Entries supplied.
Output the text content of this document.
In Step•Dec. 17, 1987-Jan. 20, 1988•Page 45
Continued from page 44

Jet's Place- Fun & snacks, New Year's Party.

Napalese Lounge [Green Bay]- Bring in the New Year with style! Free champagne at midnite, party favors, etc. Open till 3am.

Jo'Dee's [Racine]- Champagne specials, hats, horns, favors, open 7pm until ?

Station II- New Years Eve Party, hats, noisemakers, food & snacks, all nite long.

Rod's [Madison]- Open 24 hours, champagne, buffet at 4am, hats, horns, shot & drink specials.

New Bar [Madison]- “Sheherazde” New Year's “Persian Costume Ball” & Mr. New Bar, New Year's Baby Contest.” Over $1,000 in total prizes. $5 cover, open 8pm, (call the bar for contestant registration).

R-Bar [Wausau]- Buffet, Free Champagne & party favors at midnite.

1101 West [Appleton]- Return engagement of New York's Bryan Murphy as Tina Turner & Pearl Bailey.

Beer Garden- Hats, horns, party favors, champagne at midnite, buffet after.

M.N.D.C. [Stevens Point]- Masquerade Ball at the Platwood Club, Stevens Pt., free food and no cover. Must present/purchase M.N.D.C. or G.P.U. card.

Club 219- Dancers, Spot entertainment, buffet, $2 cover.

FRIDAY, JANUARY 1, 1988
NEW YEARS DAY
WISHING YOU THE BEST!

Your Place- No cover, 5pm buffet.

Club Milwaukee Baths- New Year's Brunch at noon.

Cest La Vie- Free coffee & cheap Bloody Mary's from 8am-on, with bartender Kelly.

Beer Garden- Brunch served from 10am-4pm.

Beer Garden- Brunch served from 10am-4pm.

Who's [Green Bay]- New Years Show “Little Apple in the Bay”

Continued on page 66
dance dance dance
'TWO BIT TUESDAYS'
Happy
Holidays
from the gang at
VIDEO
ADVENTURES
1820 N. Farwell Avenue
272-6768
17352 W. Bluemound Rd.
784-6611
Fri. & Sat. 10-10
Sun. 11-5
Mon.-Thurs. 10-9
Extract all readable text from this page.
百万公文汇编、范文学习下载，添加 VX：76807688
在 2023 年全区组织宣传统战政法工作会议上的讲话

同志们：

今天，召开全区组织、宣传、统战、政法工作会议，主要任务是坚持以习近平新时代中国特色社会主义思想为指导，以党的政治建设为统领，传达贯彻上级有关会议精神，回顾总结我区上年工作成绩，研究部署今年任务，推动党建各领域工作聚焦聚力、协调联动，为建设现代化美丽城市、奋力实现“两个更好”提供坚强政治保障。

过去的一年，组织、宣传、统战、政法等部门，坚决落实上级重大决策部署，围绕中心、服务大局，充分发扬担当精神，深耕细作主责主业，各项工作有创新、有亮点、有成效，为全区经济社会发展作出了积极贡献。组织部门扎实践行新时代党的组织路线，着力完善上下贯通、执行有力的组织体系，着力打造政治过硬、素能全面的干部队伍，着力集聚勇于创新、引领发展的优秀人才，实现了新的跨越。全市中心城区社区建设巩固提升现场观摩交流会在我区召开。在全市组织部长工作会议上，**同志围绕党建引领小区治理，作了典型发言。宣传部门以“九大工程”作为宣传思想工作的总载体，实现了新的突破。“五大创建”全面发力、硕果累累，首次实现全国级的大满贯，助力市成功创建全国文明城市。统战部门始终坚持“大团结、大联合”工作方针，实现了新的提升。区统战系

Instructions for the task. Reproduce each entry exactly, leaving out nothing.

Task output.
Output the text content of this document.
In Step•Dec. 17, 1987-Jan. 20, 1988•Page 45
Continued from page 44

Jet's Place- Fun & snacks, New Year's Party.

Napalese Lounge [Green Bay]- Bring in the New Year with style! Free champagne at midnite, party favors, etc. Open till 3am.

Jo'Dee's [Racine]- Champagne specials, hats, horns, favors, open 7pm until ?

Station II- New Years Eve Party, hats, noisemakers, food & snacks, all nite long.

Rod's [Madison]- Open 24 hours, champagne, buffet at 4am, hats, horns, shot & drink specials.

New Bar [Madison]- “Sheherazde” New Year's “Persian Costume Ball” & Mr. New Bar, New Year's Baby Contest.” Over $1,000 in total prizes. $5 cover, open 8pm, (call the bar for contestant registration).

R-Bar [Wausau]- Buffet, Free Champagne & party favors at midnite.

1101 West [Appleton]- Return engagement of New York's Bryan Murphy as Tina Turner & Pearl Bailey.

Beer Garden- Hats, horns, party favors, champagne at midnite, buffet after.

M.N.D.C. [Stevens Point]- Masquerade Ball at the Platwood Club, Stevens Pt., free food and no cover. Must present/purchase M.N.D.C. or G.P.U. card.

Club 219- Dancers, Spot entertainment, buffet, $2 cover.

FRIDAY, JANUARY 1, 1988
NEW YEARS DAY
WISHING YOU THE BEST!

Your Place- No cover, 5pm buffet.

Club Milwaukee Baths- New Year's Brunch at noon.

Cest La Vie- Free coffee & cheap Bloody Mary's from 8am-on, with bartender Kelly.

Beer Garden- Brunch served from 10am-4pm.

Beer Garden- Brunch served from 10am-4pm.

Who's [Green Bay]- New Years Show “Little Apple in the Bay”

Continued on page 66
dance dance dance
'TWO BIT TUESDAYS'
Happy
Holidays
from the gang at
VIDEO
ADVENTURES
1820 N. Farwell Avenue
272-6768
17352 W. Bluemound Rd.
784-6611
Fri. & Sat. 10-10
Sun. 11-5
Mon.-Thurs. 10-9
Extract all readable text from this page.
百万公文汇编、范文学习下载，添加 VX：76807688
在 2023 年全区组织宣传统战政法工作会议上的讲话

同志们：

今天，召开全区组织、宣传、统战、政法工作会议，主要任务是坚持以习近平新时代中国特色社会主义思想为指导，以党的政治建设为统领，传达贯彻上级有关会议精神，回顾总结我区上年工作成绩，研究部署今年任务，推动党建各领域工作聚焦聚力、协调联动，为建设现代化美丽城市、奋力实现“两个更好”提供坚强政治保障。

过去的一年，组织、宣传、统战、政法等部门，坚决落实上级重大决策部署，围绕中心、服务大局，充分发扬担当精神，深耕细作主责主业，各项工作有创新、有亮点、有成效，为全区经济社会发展作出了积极贡献。组织部门扎实践行新时代党的组织路线，着力完善上下贯通、执行有力的组织体系，着力打造政治过硬、素能全面的干部队伍，着力集聚勇于创新、引领发展的优秀人才，实现了新的跨越。全市中心城区社区建设巩固提升现场观摩交流会在我区召开。在全市组织部长工作会议上，**同志围绕党建引领小区治理，作了典型发言。宣传部门以“九大工程”作为宣传思想工作的总载体，实现了新的突破。“五大创建”全面发力、硕果累累，首次实现全国级的大满贯，助力市成功创建全国文明城市。统战部门始终坚持“大团结、大联合”工作方针，实现了新的提升。区统战系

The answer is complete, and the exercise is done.